--- Exercise objective ---
Print all the data, keeping every line exactly as it is.

## Begin Records

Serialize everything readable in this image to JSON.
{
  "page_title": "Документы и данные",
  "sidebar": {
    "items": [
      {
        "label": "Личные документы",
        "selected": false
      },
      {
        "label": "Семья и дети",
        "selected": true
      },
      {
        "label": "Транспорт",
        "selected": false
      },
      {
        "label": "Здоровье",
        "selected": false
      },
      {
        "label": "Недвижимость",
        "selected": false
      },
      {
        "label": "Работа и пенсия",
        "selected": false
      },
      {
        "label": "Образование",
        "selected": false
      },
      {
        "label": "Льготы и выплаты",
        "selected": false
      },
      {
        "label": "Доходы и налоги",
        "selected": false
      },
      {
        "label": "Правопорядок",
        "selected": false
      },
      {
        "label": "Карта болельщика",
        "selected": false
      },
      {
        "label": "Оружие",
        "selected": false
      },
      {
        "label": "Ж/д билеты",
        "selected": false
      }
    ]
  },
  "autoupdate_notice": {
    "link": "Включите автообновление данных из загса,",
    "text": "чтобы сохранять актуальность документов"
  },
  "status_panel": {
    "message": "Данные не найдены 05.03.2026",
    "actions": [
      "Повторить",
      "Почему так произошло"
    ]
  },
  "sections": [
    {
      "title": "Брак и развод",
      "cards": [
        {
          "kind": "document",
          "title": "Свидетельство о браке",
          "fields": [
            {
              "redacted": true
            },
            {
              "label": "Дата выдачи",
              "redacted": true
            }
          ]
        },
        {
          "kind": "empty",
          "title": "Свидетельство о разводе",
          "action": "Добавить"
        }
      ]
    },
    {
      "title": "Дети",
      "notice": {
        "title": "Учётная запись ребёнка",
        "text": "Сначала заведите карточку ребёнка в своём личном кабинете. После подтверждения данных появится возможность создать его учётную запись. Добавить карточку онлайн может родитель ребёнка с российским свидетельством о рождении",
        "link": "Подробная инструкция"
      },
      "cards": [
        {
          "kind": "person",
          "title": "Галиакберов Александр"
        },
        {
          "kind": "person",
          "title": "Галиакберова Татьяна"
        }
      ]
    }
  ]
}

## End Records

--- Output of the task ---
Serialize everything readable in this image to JSON.
{
  "page_title": "Документы и данные",
  "sidebar": {
    "items": [
      {
        "label": "Личные документы",
        "selected": false
      },
      {
        "label": "Семья и дети",
        "selected": true
      },
      {
        "label": "Транспорт",
        "selected": false
      },
      {
        "label": "Здоровье",
        "selected": false
      },
      {
        "label": "Недвижимость",
        "selected": false
      },
      {
        "label": "Работа и пенсия",
        "selected": false
      },
      {
        "label": "Образование",
        "selected": false
      },
      {
        "label": "Льготы и выплаты",
        "selected": false
      },
      {
        "label": "Доходы и налоги",
        "selected": false
      },
      {
        "label": "Правопорядок",
        "selected": false
      },
      {
        "label": "Карта болельщика",
        "selected": false
      },
      {
        "label": "Оружие",
        "selected": false
      },
      {
        "label": "Ж/д билеты",
        "selected": false
      }
    ]
  },
  "autoupdate_notice": {
    "link": "Включите автообновление данных из загса,",
    "text": "чтобы сохранять актуальность документов"
  },
  "status_panel": {
    "message": "Данные не найдены 05.03.2026",
    "actions": [
      "Повторить",
      "Почему так произошло"
    ]
  },
  "sections": [
    {
      "title": "Брак и развод",
      "cards": [
        {
          "kind": "document",
          "title": "Свидетельство о браке",
          "fields": [
            {
              "redacted": true
            },
            {
              "label": "Дата выдачи",
              "redacted": true
            }
          ]
        },
        {
          "kind": "empty",
          "title": "Свидетельство о разводе",
          "action": "Добавить"
        }
      ]
    },
    {
      "title": "Дети",
      "notice": {
        "title": "Учётная запись ребёнка",
        "text": "Сначала заведите карточку ребёнка в своём личном кабинете. После подтверждения данных появится возможность создать его учётную запись. Добавить карточку онлайн может родитель ребёнка с российским свидетельством о рождении",
        "link": "Подробная инструкция"
      },
      "cards": [
        {
          "kind": "person",
          "title": "Галиакберов Александр"
        },
        {
          "kind": "person",
          "title": "Галиакберова Татьяна"
        }
      ]
    }
  ]
}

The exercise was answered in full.